(Records from a data source)
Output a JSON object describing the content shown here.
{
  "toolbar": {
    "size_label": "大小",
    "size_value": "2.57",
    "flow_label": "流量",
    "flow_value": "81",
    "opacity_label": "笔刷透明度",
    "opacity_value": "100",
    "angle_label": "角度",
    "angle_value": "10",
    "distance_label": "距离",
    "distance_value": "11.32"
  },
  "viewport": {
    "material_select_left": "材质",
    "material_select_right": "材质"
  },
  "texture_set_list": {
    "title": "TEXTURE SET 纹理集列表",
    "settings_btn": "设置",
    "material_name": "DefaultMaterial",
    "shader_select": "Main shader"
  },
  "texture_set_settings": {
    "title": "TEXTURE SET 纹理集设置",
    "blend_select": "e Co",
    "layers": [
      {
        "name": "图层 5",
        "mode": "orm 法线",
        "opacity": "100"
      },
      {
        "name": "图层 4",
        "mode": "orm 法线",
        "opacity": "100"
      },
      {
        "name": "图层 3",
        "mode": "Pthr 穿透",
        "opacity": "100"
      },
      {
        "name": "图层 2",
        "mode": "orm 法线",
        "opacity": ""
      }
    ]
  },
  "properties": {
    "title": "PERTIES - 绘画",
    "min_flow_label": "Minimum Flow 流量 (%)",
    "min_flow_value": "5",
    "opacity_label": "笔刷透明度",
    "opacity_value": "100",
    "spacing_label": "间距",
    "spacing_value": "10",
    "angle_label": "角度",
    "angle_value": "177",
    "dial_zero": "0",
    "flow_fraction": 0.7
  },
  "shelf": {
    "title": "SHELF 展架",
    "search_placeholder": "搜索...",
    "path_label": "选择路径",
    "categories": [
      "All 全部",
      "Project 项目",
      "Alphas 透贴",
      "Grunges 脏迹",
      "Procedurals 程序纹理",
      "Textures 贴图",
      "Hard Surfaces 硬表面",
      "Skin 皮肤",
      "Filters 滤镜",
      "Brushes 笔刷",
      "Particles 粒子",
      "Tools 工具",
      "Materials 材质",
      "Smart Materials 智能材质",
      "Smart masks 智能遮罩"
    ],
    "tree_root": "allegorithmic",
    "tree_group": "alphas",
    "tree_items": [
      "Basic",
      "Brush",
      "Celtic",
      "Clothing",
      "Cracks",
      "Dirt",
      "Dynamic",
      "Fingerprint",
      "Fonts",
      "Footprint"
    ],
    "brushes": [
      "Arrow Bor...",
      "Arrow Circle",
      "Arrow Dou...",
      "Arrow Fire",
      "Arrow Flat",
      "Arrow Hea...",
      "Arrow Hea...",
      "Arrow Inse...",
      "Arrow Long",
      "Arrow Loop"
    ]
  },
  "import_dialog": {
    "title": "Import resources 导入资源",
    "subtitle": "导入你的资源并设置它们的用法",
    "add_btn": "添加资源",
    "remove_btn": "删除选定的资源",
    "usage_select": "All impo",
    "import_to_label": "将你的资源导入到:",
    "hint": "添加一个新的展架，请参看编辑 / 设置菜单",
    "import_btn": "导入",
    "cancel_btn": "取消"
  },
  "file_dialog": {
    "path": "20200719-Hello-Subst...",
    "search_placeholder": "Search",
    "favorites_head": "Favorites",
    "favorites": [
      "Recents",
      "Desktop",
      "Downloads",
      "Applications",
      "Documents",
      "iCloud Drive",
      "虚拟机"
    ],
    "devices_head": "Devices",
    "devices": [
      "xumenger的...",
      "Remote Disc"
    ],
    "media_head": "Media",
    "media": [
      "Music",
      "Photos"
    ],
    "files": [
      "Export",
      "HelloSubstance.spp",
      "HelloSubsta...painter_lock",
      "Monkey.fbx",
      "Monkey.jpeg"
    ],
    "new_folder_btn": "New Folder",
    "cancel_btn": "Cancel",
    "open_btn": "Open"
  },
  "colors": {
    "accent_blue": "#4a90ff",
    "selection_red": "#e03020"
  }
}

> TASK BRIEF
Retype the material in full, character for character.

> THE SOLUTION
Output a JSON object describing the content shown here.
{
  "toolbar": {
    "size_label": "大小",
    "size_value": "2.57",
    "flow_label": "流量",
    "flow_value": "81",
    "opacity_label": "笔刷透明度",
    "opacity_value": "100",
    "angle_label": "角度",
    "angle_value": "10",
    "distance_label": "距离",
    "distance_value": "11.32"
  },
  "viewport": {
    "material_select_left": "材质",
    "material_select_right": "材质"
  },
  "texture_set_list": {
    "title": "TEXTURE SET 纹理集列表",
    "settings_btn": "设置",
    "material_name": "DefaultMaterial",
    "shader_select": "Main shader"
  },
  "texture_set_settings": {
    "title": "TEXTURE SET 纹理集设置",
    "blend_select": "e Co",
    "layers": [
      {
        "name": "图层 5",
        "mode": "orm 法线",
        "opacity": "100"
      },
      {
        "name": "图层 4",
        "mode": "orm 法线",
        "opacity": "100"
      },
      {
        "name": "图层 3",
        "mode": "Pthr 穿透",
        "opacity": "100"
      },
      {
        "name": "图层 2",
        "mode": "orm 法线",
        "opacity": ""
      }
    ]
  },
  "properties": {
    "title": "PERTIES - 绘画",
    "min_flow_label": "Minimum Flow 流量 (%)",
    "min_flow_value": "5",
    "opacity_label": "笔刷透明度",
    "opacity_value": "100",
    "spacing_label": "间距",
    "spacing_value": "10",
    "angle_label": "角度",
    "angle_value": "177",
    "dial_zero": "0",
    "flow_fraction": 0.7
  },
  "shelf": {
    "title": "SHELF 展架",
    "search_placeholder": "搜索...",
    "path_label": "选择路径",
    "categories": [
      "All 全部",
      "Project 项目",
      "Alphas 透贴",
      "Grunges 脏迹",
      "Procedurals 程序纹理",
      "Textures 贴图",
      "Hard Surfaces 硬表面",
      "Skin 皮肤",
      "Filters 滤镜",
      "Brushes 笔刷",
      "Particles 粒子",
      "Tools 工具",
      "Materials 材质",
      "Smart Materials 智能材质",
      "Smart masks 智能遮罩"
    ],
    "tree_root": "allegorithmic",
    "tree_group": "alphas",
    "tree_items": [
      "Basic",
      "Brush",
      "Celtic",
      "Clothing",
      "Cracks",
      "Dirt",
      "Dynamic",
      "Fingerprint",
      "Fonts",
      "Footprint"
    ],
    "brushes": [
      "Arrow Bor...",
      "Arrow Circle",
      "Arrow Dou...",
      "Arrow Fire",
      "Arrow Flat",
      "Arrow Hea...",
      "Arrow Hea...",
      "Arrow Inse...",
      "Arrow Long",
      "Arrow Loop"
    ]
  },
  "import_dialog": {
    "title": "Import resources 导入资源",
    "subtitle": "导入你的资源并设置它们的用法",
    "add_btn": "添加资源",
    "remove_btn": "删除选定的资源",
    "usage_select": "All impo",
    "import_to_label": "将你的资源导入到:",
    "hint": "添加一个新的展架，请参看编辑 / 设置菜单",
    "import_btn": "导入",
    "cancel_btn": "取消"
  },
  "file_dialog": {
    "path": "20200719-Hello-Subst...",
    "search_placeholder": "Search",
    "favorites_head": "Favorites",
    "favorites": [
      "Recents",
      "Desktop",
      "Downloads",
      "Applications",
      "Documents",
      "iCloud Drive",
      "虚拟机"
    ],
    "devices_head": "Devices",
    "devices": [
      "xumenger的...",
      "Remote Disc"
    ],
    "media_head": "Media",
    "media": [
      "Music",
      "Photos"
    ],
    "files": [
      "Export",
      "HelloSubstance.spp",
      "HelloSubsta...painter_lock",
      "Monkey.fbx",
      "Monkey.jpeg"
    ],
    "new_folder_btn": "New Folder",
    "cancel_btn": "Cancel",
    "open_btn": "Open"
  },
  "colors": {
    "accent_blue": "#4a90ff",
    "selection_red": "#e03020"
  }
}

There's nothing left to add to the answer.